> [WHAT NEEDS TO BE DONE]:
Give nothing except the number of lines containing the word "initials".

________________________________________

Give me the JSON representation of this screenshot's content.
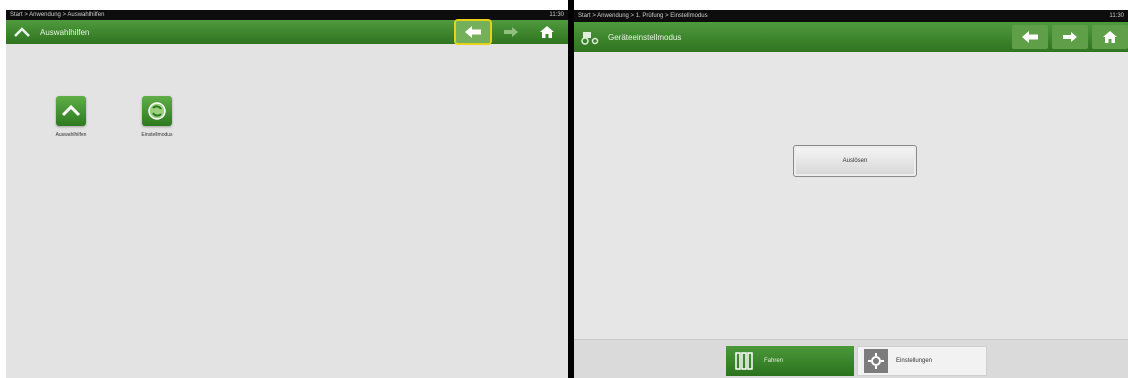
{
  "left": {
    "status_breadcrumb": "Start > Anwendung > Auswahlhilfen",
    "status_time": "11:30",
    "title": "Auswahlhilfen",
    "launchers": [
      {
        "label": "Auswahlhilfen",
        "icon": "chevron-up-icon"
      },
      {
        "label": "Einstellmodus",
        "icon": "recycle-icon"
      }
    ]
  },
  "right": {
    "status_breadcrumb": "Start > Anwendung > 1. Prüfung > Einstellmodus",
    "status_time": "11:30",
    "title": "Geräteeinstellmodus",
    "action_button": "Auslösen",
    "tabs": [
      {
        "label": "Fahren",
        "active": true
      },
      {
        "label": "Einstellungen",
        "active": false
      }
    ]
  },
  "colors": {
    "title_green": "#3b8429",
    "tile_green": "#4a9a37",
    "highlight": "#e6d21a"
  }
}
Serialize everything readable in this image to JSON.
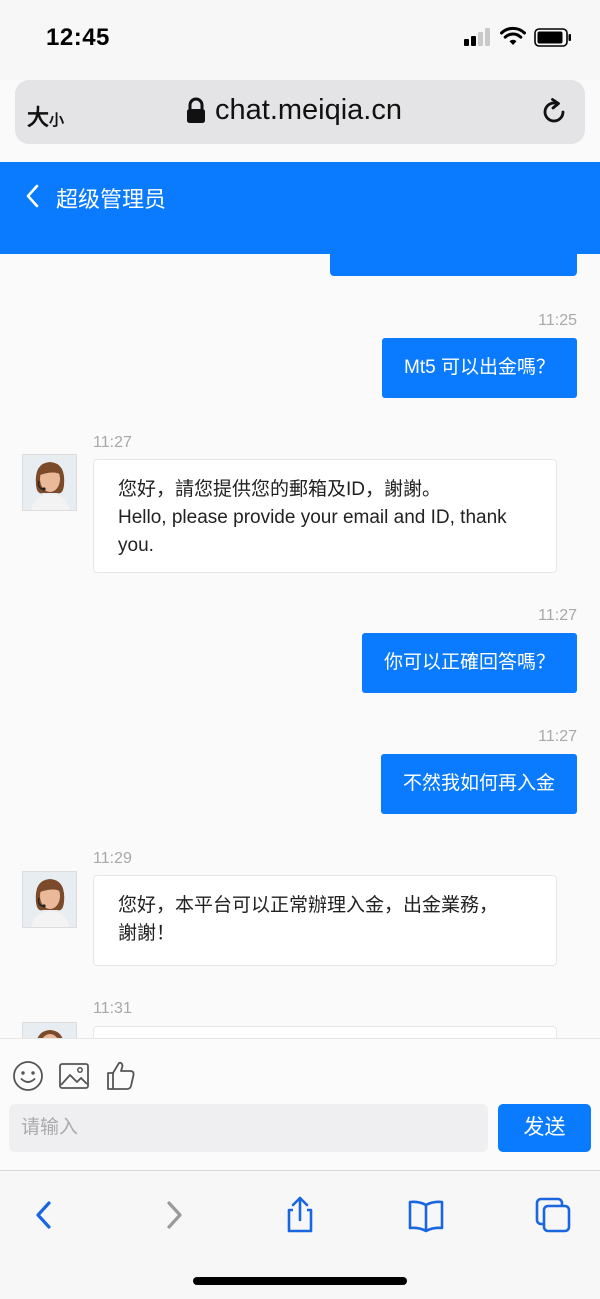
{
  "status_bar": {
    "time": "12:45"
  },
  "browser": {
    "text_size_big": "大",
    "text_size_small": "小",
    "url": "chat.meiqia.cn"
  },
  "chat": {
    "title": "超级管理员"
  },
  "messages": [
    {
      "time": "11:25",
      "text": "Mt5 可以出金嗎？"
    },
    {
      "time": "11:27",
      "line1": "您好，請您提供您的郵箱及ID，謝謝。",
      "line2": "Hello, please provide your email and ID, thank",
      "line3": "you."
    },
    {
      "time": "11:27",
      "text": "你可以正確回答嗎？"
    },
    {
      "time": "11:27",
      "text": "不然我如何再入金"
    },
    {
      "time": "11:29",
      "line1": "您好，本平台可以正常辦理入金，出金業務，",
      "line2": "謝謝！"
    },
    {
      "time": "11:31"
    }
  ],
  "input": {
    "placeholder": "请输入",
    "send_label": "发送"
  },
  "colors": {
    "accent": "#0a7bff",
    "ios_blue": "#1a66e0"
  }
}
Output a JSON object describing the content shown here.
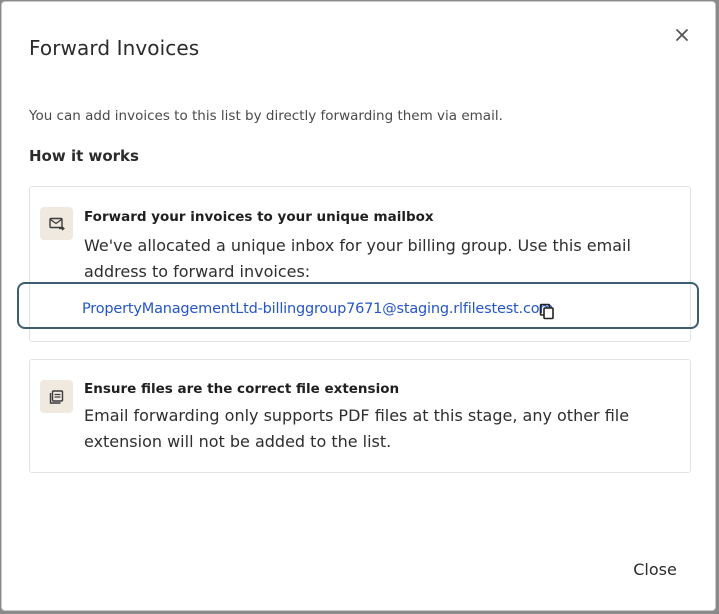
{
  "dialog": {
    "title": "Forward Invoices",
    "intro": "You can add invoices to this list by directly forwarding them via email.",
    "section_heading": "How it works",
    "close_label": "Close"
  },
  "cards": [
    {
      "icon": "mail-forward-icon",
      "title": "Forward your invoices to your unique mailbox",
      "description": "We've allocated a unique inbox for your billing group. Use this email address to forward invoices:",
      "email": "PropertyManagementLtd-billinggroup7671@staging.rlfilestest.com"
    },
    {
      "icon": "file-extension-icon",
      "title": "Ensure files are the correct file extension",
      "description": "Email forwarding only supports PDF files at this stage, any other file extension will not be added to the list."
    }
  ],
  "colors": {
    "link": "#2456c7",
    "highlight_border": "#3c5e70",
    "icon_bg": "#efe9e0"
  }
}
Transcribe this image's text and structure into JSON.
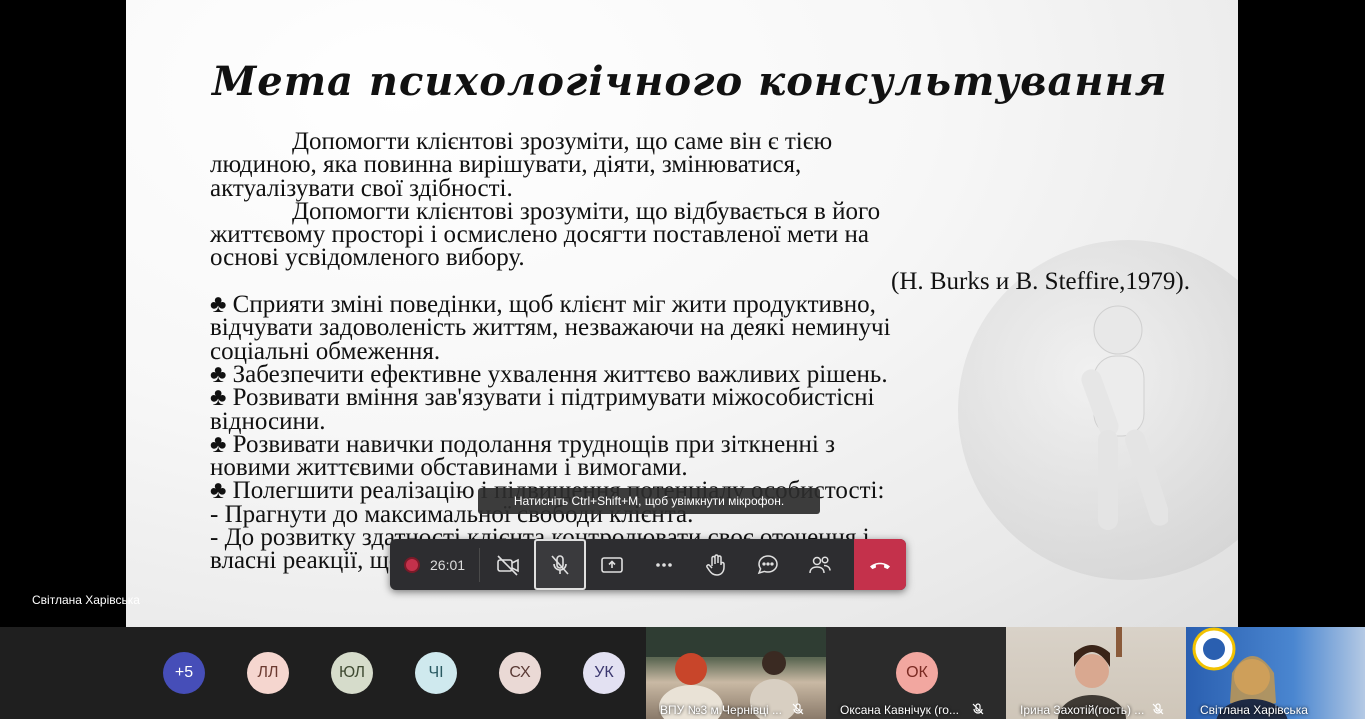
{
  "slide": {
    "title": "Мета психологічного консультування",
    "lines": [
      {
        "text": "Допомогти клієнтові зрозуміти, що саме він є тією",
        "cls": "indent"
      },
      {
        "text": "людиною, яка повинна вирішувати, діяти, змінюватися,",
        "cls": ""
      },
      {
        "text": "актуалізувати свої здібності.",
        "cls": ""
      },
      {
        "text": "Допомогти клієнтові зрозуміти, що відбувається в його",
        "cls": "indent"
      },
      {
        "text": "життєвому просторі і осмислено досягти поставленої мети на",
        "cls": ""
      },
      {
        "text": "основі усвідомленого вибору.",
        "cls": ""
      },
      {
        "text": "(H. Burks и B. Steffire,1979).",
        "cls": "citation"
      },
      {
        "text": "♣ Сприяти зміні поведінки, щоб клієнт міг жити продуктивно,",
        "cls": ""
      },
      {
        "text": "відчувати задоволеність життям, незважаючи на деякі неминучі",
        "cls": ""
      },
      {
        "text": "соціальні обмеження.",
        "cls": ""
      },
      {
        "text": "♣ Забезпечити ефективне ухвалення життєво важливих рішень.",
        "cls": ""
      },
      {
        "text": "♣ Розвивати вміння зав'язувати і підтримувати міжособистісні",
        "cls": ""
      },
      {
        "text": "відносини.",
        "cls": ""
      },
      {
        "text": "♣ Розвивати навички подолання труднощів при зіткненні з",
        "cls": ""
      },
      {
        "text": "новими життєвими обставинами і вимогами.",
        "cls": ""
      },
      {
        "text": "♣ Полегшити реалізацію і підвищення потенціалу особистості:",
        "cls": ""
      },
      {
        "text": "- Прагнути до максимальної свободи клієнта.",
        "cls": ""
      },
      {
        "text": "- До розвитку здатності клієнта контролювати своє оточення і",
        "cls": ""
      },
      {
        "text": "власні реакції, що провокуються оточенням.",
        "cls": ""
      }
    ]
  },
  "tooltip": "Натисніть Ctrl+Shift+M, щоб увімкнути мікрофон.",
  "toolbar": {
    "recording_time": "26:01",
    "buttons": [
      {
        "name": "camera-off-button",
        "icon": "camera-off-icon"
      },
      {
        "name": "mic-off-button",
        "icon": "mic-off-icon",
        "active": true
      },
      {
        "name": "share-screen-button",
        "icon": "share-icon"
      },
      {
        "name": "more-actions-button",
        "icon": "more-icon"
      },
      {
        "name": "raise-hand-button",
        "icon": "hand-icon"
      },
      {
        "name": "chat-button",
        "icon": "chat-icon"
      },
      {
        "name": "participants-button",
        "icon": "people-icon"
      }
    ],
    "hangup": {
      "name": "hangup-button",
      "icon": "phone-hangup-icon"
    }
  },
  "speaker_name": "Світлана Харівська",
  "participants": {
    "more_count": "+5",
    "avatars": [
      {
        "initials": "ЛЛ",
        "bg": "#f5d6cf",
        "fg": "#6b3a30"
      },
      {
        "initials": "ЮЛ",
        "bg": "#d6dccb",
        "fg": "#3f4a32"
      },
      {
        "initials": "ЧІ",
        "bg": "#cfe9ee",
        "fg": "#2a5a62"
      },
      {
        "initials": "СХ",
        "bg": "#ead9d5",
        "fg": "#5a3a35"
      },
      {
        "initials": "УК",
        "bg": "#e3e1f2",
        "fg": "#3c3870"
      }
    ],
    "tiles": [
      {
        "name": "ВПУ №3 м.Чернівці ...",
        "type": "video"
      },
      {
        "name": "Оксана Кавнічук (го...",
        "type": "avatar",
        "initials": "ОК",
        "bg": "#f2a7a0",
        "fg": "#7a2a22"
      },
      {
        "name": "Ірина Захотій(гость) ...",
        "type": "video"
      },
      {
        "name": "Світлана Харівська",
        "type": "video"
      }
    ]
  },
  "colors": {
    "accent": "#464eb8",
    "hangup": "#c4314b",
    "toolbar": "#2d2d30"
  }
}
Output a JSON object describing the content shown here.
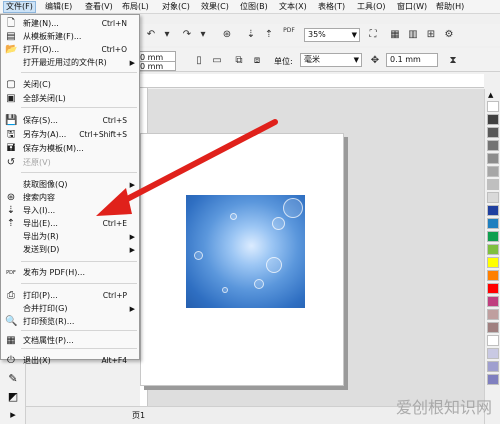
{
  "menubar": {
    "items": [
      {
        "label": "文件(F)",
        "active": true
      },
      {
        "label": "编辑(E)"
      },
      {
        "label": "查看(V)"
      },
      {
        "label": "布局(L)"
      },
      {
        "label": "对象(C)"
      },
      {
        "label": "效果(C)"
      },
      {
        "label": "位图(B)"
      },
      {
        "label": "文本(X)"
      },
      {
        "label": "表格(T)"
      },
      {
        "label": "工具(O)"
      },
      {
        "label": "窗口(W)"
      },
      {
        "label": "帮助(H)"
      }
    ]
  },
  "toolbar": {
    "zoom_value": "35%",
    "width_value": "0 mm",
    "height_value": "0 mm",
    "unit_label": "单位:",
    "unit_value": "毫米",
    "nudge_value": "0.1 mm",
    "pdf_label": "PDF"
  },
  "file_menu": {
    "items": [
      {
        "icon": "new-file-icon",
        "glyph": "🗋",
        "label": "新建(N)...",
        "shortcut": "Ctrl+N"
      },
      {
        "icon": "template-icon",
        "glyph": "▤",
        "label": "从模板新建(F)..."
      },
      {
        "icon": "open-folder-icon",
        "glyph": "📂",
        "label": "打开(O)...",
        "shortcut": "Ctrl+O"
      },
      {
        "icon": "",
        "glyph": "",
        "label": "打开最近用过的文件(R)",
        "submenu": true
      },
      {
        "icon": "close-icon",
        "glyph": "▢",
        "label": "关闭(C)"
      },
      {
        "icon": "close-all-icon",
        "glyph": "▣",
        "label": "全部关闭(L)"
      },
      {
        "icon": "save-icon",
        "glyph": "💾",
        "label": "保存(S)...",
        "shortcut": "Ctrl+S"
      },
      {
        "icon": "save-as-icon",
        "glyph": "🖫",
        "label": "另存为(A)...",
        "shortcut": "Ctrl+Shift+S"
      },
      {
        "icon": "save-template-icon",
        "glyph": "🖬",
        "label": "保存为模板(M)..."
      },
      {
        "icon": "revert-icon",
        "glyph": "↺",
        "label": "还原(V)",
        "disabled": true
      },
      {
        "icon": "",
        "glyph": "",
        "label": "获取图像(Q)",
        "submenu": true
      },
      {
        "icon": "search-content-icon",
        "glyph": "⊛",
        "label": "搜索内容"
      },
      {
        "icon": "import-icon",
        "glyph": "⇣",
        "label": "导入(I)..."
      },
      {
        "icon": "export-icon",
        "glyph": "⇡",
        "label": "导出(E)...",
        "shortcut": "Ctrl+E"
      },
      {
        "icon": "",
        "glyph": "",
        "label": "导出为(R)",
        "submenu": true
      },
      {
        "icon": "",
        "glyph": "",
        "label": "发送到(D)",
        "submenu": true
      },
      {
        "icon": "pdf-icon",
        "glyph": "PDF",
        "label": "发布为 PDF(H)..."
      },
      {
        "icon": "print-icon",
        "glyph": "⎙",
        "label": "打印(P)...",
        "shortcut": "Ctrl+P"
      },
      {
        "icon": "",
        "glyph": "",
        "label": "合并打印(G)",
        "submenu": true
      },
      {
        "icon": "print-preview-icon",
        "glyph": "🔍",
        "label": "打印预览(R)..."
      },
      {
        "icon": "doc-properties-icon",
        "glyph": "▦",
        "label": "文档属性(P)..."
      },
      {
        "icon": "exit-icon",
        "glyph": "⏻",
        "label": "退出(X)",
        "shortcut": "Alt+F4"
      }
    ]
  },
  "status_bar": {
    "page_label": "页1"
  },
  "watermark": "爱创根知识网",
  "colors": {
    "palette": [
      "#ffffff",
      "#404040",
      "#595959",
      "#737373",
      "#8c8c8c",
      "#a6a6a6",
      "#bfbfbf",
      "#d9d9d9",
      "#1f3f9f",
      "#1f7fbf",
      "#0f9f4f",
      "#7fbf3f",
      "#ffff00",
      "#ff7f00",
      "#ff0000",
      "#bf3f7f",
      "#bf9f9f",
      "#9f7f7f",
      "#ffffff",
      "#c9c9e3",
      "#9f9fcf",
      "#7f7fbf"
    ],
    "arrow": "#e0211b",
    "menu_highlight": "#cde3f7"
  }
}
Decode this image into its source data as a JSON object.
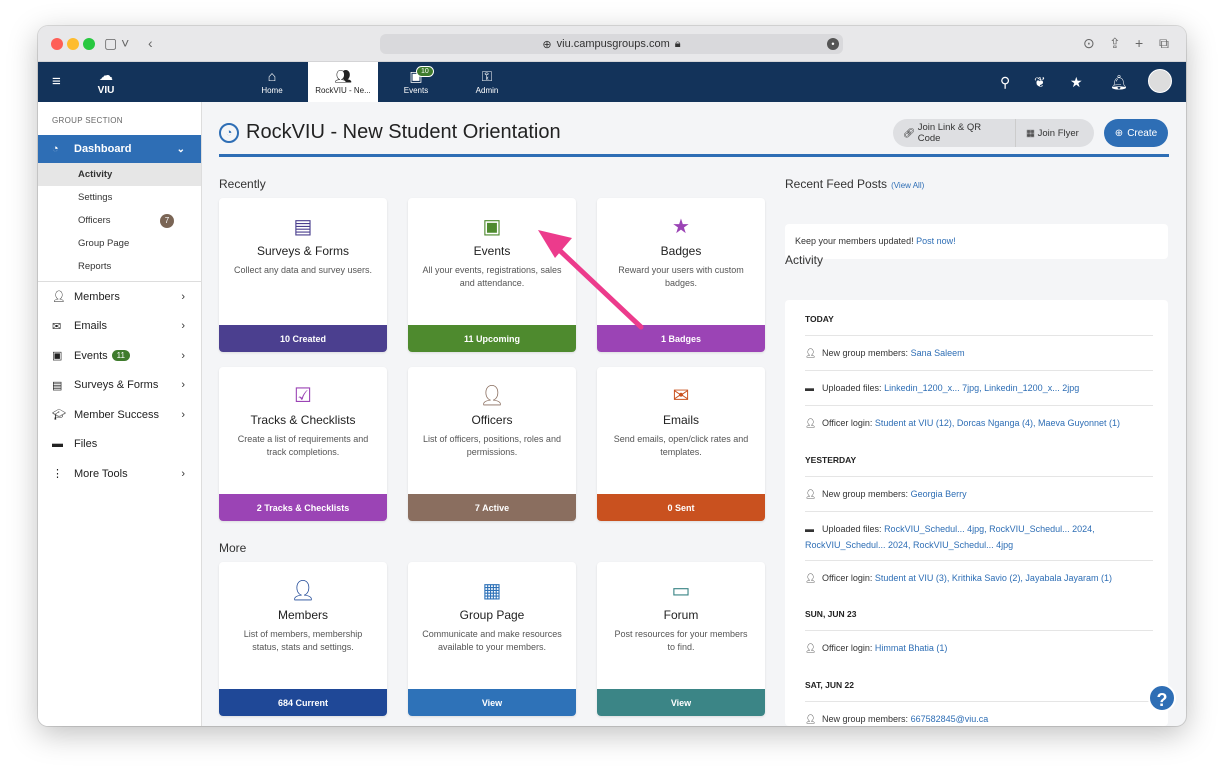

________________________________________

> [ANSWER TO THE PROBLEM]:
6